(Figure record listings)
....................

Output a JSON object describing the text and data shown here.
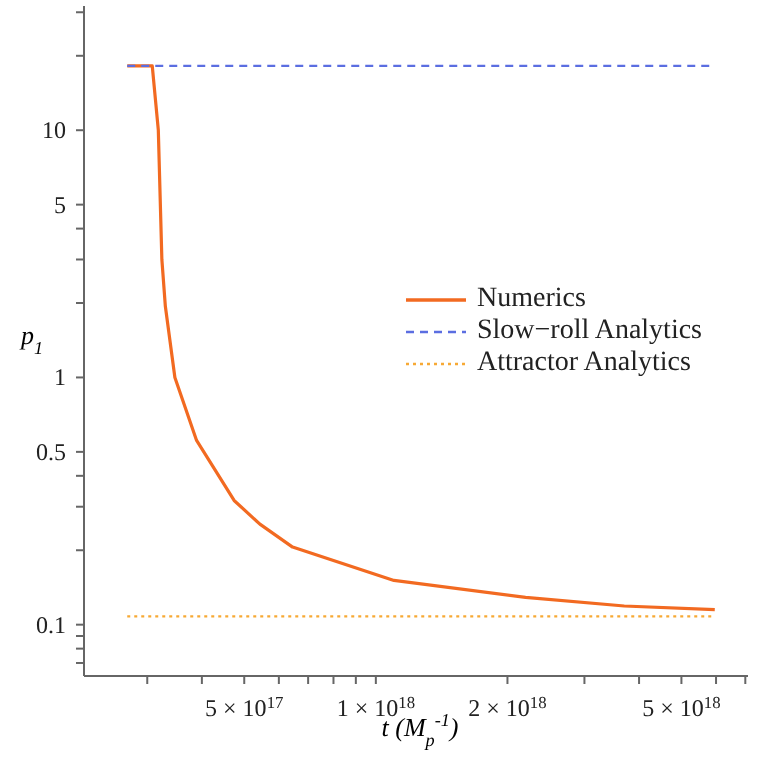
{
  "chart_data": {
    "type": "line",
    "xlabel": "t (M$_{p}$$^{-1}$)",
    "ylabel": "p$_{1}$",
    "log": "xy",
    "legend": "right",
    "xlim": [
      2.15e+17,
      7.1e+18
    ],
    "xticks": [
      {
        "value": 3e+17,
        "label": null
      },
      {
        "value": 4e+17,
        "label": null
      },
      {
        "value": 5e+17,
        "label": "5 × 10$^{17}$"
      },
      {
        "value": 6e+17,
        "label": null
      },
      {
        "value": 7e+17,
        "label": null
      },
      {
        "value": 8e+17,
        "label": null
      },
      {
        "value": 9e+17,
        "label": null
      },
      {
        "value": 1e+18,
        "label": "1 × 10$^{18}$"
      },
      {
        "value": 2e+18,
        "label": "2 × 10$^{18}$"
      },
      {
        "value": 3e+18,
        "label": null
      },
      {
        "value": 4e+18,
        "label": null
      },
      {
        "value": 5e+18,
        "label": "5 × 10$^{18}$"
      },
      {
        "value": 6e+18,
        "label": null
      },
      {
        "value": 7e+18,
        "label": null
      }
    ],
    "ylim": [
      0.062,
      31.8
    ],
    "yticks": [
      {
        "value": 0.07,
        "label": null
      },
      {
        "value": 0.08,
        "label": null
      },
      {
        "value": 0.09,
        "label": null
      },
      0.1,
      {
        "value": 0.2,
        "label": null
      },
      {
        "value": 0.3,
        "label": null
      },
      {
        "value": 0.4,
        "label": null
      },
      0.5,
      1,
      {
        "value": 2,
        "label": null
      },
      {
        "value": 3,
        "label": null
      },
      {
        "value": 4,
        "label": null
      },
      5,
      10,
      {
        "value": 20,
        "label": null
      },
      {
        "value": 30,
        "label": null
      }
    ],
    "series": [
      {
        "name": "Numerics",
        "color": "#f26a21",
        "line_style": "solid",
        "x": [
          2.7e+17,
          3.08e+17,
          3.18e+17,
          3.24e+17,
          3.3e+17,
          3.47e+17,
          3.89e+17,
          4.74e+17,
          5.43e+17,
          6.45e+17,
          1.1e+18,
          2.2e+18,
          3.7e+18,
          5.96e+18
        ],
        "values": [
          18.2,
          18.2,
          10,
          3.0,
          1.94,
          1,
          0.556,
          0.318,
          0.255,
          0.206,
          0.151,
          0.129,
          0.119,
          0.115
        ]
      },
      {
        "name": "Slow−roll Analytics",
        "color": "#5b6ee1",
        "line_style": "dashed",
        "x": [
          2.7e+17,
          5.96e+18
        ],
        "values": [
          18.2,
          18.2
        ]
      },
      {
        "name": "Attractor Analytics",
        "color": "#f7a934",
        "line_style": "dotted",
        "x": [
          2.7e+17,
          5.96e+18
        ],
        "values": [
          0.108,
          0.108
        ]
      }
    ]
  }
}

....................

> _Problem to solve_:
Copy every line of the records above that contains "Analytics".

> _Task output_:
        "name": "Slow−roll Analytics",
        "name": "Attractor Analytics",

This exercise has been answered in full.